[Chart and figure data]
---+---
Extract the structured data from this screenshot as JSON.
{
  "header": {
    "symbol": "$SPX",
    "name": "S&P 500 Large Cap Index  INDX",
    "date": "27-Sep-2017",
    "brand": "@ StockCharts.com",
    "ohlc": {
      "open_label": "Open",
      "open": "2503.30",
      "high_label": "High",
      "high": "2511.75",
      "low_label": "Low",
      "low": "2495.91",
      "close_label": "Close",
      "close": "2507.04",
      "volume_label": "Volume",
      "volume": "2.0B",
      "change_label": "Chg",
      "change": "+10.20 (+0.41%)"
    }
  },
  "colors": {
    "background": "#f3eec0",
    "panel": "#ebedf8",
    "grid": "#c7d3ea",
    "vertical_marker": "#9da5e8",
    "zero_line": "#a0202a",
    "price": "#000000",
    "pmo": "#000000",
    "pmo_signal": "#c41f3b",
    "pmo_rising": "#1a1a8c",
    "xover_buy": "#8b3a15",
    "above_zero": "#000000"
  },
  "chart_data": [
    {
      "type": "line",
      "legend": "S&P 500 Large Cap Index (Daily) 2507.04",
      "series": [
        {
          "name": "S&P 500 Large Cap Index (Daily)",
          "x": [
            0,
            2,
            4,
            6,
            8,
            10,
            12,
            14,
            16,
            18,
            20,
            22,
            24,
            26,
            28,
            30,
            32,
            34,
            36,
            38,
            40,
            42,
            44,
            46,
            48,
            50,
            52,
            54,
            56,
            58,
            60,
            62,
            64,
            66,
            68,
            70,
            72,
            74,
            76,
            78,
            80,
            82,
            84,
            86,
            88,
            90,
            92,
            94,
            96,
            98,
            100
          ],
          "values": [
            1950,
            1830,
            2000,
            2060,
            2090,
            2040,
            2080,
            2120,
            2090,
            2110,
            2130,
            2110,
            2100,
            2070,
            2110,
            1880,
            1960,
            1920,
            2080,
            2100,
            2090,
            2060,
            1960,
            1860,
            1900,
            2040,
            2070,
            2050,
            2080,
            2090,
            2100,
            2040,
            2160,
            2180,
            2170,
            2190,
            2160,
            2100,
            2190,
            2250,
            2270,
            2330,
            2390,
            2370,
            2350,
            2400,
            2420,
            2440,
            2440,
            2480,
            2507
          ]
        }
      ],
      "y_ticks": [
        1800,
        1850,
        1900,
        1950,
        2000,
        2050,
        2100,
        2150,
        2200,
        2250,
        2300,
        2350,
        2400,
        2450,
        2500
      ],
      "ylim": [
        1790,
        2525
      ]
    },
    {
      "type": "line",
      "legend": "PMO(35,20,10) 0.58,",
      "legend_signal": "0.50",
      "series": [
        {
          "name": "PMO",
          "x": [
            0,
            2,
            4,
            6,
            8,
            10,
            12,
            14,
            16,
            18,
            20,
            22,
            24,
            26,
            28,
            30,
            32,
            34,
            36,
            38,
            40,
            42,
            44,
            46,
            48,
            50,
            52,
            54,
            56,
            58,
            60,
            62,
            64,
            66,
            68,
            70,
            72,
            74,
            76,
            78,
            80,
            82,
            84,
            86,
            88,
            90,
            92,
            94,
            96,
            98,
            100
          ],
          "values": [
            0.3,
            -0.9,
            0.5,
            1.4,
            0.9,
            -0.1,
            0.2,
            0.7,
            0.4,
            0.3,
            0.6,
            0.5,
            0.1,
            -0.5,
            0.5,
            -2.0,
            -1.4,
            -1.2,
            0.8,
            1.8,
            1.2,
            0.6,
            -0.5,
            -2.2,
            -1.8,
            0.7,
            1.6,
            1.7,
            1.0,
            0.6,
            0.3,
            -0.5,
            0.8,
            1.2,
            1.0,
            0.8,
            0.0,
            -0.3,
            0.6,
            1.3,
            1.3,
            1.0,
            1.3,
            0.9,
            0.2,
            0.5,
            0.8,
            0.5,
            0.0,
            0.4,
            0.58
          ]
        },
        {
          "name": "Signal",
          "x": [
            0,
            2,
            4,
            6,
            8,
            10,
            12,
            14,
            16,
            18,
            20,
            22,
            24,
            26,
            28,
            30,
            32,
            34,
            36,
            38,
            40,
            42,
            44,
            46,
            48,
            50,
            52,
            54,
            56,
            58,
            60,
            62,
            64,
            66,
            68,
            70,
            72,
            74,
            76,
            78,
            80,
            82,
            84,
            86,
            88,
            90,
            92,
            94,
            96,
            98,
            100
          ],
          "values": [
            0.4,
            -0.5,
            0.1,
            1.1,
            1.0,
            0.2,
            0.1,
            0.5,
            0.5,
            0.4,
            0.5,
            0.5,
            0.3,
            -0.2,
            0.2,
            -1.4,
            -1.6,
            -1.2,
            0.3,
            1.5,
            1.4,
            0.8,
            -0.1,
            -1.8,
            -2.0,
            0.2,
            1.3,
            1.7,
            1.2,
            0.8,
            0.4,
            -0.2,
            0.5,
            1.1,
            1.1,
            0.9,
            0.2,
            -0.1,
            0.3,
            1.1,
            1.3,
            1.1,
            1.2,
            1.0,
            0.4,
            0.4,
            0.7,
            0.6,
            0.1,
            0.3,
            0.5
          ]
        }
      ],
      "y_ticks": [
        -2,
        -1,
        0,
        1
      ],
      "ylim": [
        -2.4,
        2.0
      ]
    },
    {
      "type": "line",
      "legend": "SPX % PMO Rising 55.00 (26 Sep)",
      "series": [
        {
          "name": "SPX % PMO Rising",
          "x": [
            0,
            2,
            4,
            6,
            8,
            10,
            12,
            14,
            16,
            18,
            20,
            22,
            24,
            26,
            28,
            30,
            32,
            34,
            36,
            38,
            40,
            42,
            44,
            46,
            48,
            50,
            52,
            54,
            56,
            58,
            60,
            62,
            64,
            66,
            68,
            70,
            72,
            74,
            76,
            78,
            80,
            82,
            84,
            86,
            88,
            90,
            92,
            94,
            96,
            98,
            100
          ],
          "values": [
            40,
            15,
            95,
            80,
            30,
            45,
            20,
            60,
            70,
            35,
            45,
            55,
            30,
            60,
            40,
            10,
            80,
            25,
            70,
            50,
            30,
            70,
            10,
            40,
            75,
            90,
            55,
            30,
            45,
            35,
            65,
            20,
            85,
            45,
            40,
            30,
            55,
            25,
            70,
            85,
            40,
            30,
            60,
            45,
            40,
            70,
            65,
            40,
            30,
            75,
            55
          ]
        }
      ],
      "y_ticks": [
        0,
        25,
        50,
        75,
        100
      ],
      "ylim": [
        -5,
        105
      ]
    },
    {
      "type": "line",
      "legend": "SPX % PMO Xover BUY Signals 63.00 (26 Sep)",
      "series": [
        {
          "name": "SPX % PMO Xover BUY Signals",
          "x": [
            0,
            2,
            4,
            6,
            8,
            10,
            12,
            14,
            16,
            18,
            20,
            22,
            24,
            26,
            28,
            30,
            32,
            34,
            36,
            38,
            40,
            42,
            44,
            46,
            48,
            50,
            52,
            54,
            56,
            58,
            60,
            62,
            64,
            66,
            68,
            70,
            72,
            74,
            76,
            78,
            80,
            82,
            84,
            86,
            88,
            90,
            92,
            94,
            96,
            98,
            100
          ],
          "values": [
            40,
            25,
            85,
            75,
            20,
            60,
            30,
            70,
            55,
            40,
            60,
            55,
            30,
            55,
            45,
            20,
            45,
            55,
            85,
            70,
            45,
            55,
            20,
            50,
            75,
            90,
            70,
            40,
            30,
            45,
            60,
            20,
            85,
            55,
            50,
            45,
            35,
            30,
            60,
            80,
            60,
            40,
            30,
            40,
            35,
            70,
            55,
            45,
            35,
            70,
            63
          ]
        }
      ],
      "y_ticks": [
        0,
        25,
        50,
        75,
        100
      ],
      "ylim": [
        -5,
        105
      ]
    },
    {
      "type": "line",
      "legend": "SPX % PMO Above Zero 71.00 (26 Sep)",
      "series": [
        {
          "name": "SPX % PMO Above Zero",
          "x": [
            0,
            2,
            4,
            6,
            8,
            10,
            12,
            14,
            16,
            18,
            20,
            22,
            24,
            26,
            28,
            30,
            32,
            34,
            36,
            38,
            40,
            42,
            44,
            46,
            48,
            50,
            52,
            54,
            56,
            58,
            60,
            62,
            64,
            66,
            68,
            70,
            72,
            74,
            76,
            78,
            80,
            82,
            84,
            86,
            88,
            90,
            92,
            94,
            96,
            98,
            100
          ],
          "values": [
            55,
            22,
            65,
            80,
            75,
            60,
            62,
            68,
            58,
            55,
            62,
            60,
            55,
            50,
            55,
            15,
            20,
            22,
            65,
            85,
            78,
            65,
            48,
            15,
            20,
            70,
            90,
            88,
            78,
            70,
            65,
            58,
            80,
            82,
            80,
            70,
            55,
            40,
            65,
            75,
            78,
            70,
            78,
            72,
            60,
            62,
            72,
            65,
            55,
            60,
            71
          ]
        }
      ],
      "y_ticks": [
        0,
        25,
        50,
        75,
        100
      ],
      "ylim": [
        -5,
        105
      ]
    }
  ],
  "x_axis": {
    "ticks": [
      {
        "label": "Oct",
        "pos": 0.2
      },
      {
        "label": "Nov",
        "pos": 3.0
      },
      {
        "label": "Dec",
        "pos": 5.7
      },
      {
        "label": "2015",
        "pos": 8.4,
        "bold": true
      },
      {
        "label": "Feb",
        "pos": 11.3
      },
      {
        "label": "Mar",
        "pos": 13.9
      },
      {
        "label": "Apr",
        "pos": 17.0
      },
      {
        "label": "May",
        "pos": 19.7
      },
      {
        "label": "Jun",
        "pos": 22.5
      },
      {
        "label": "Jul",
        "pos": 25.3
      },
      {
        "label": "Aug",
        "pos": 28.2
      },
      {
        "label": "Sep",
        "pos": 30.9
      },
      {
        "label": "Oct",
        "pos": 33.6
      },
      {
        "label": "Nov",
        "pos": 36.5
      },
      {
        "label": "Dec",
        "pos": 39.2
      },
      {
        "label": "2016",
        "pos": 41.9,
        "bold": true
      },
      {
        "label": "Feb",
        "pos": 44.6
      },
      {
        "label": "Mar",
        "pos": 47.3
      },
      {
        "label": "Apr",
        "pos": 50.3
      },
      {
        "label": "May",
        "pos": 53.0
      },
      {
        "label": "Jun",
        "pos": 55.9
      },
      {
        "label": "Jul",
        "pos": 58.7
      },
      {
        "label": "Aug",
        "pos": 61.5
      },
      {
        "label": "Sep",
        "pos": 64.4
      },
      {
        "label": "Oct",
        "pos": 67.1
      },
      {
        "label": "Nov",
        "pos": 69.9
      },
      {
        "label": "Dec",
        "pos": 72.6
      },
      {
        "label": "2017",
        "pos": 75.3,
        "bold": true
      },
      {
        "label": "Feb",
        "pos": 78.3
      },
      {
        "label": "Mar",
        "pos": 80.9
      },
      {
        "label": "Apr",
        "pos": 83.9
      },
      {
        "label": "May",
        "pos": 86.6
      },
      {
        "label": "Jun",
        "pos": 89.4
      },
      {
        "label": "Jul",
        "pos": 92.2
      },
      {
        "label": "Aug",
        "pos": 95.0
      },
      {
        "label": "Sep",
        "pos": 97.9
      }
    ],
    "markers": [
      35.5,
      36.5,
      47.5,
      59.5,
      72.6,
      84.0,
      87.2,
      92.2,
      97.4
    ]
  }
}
---+---
> **Task goal**
Show the lines of the data that hold the word "Index".

> **Expected output**
    "name": "S&P 500 Large Cap Index  INDX",
      "legend": "S&P 500 Large Cap Index (Daily) 2507.04",
          "name": "S&P 500 Large Cap Index (Daily)",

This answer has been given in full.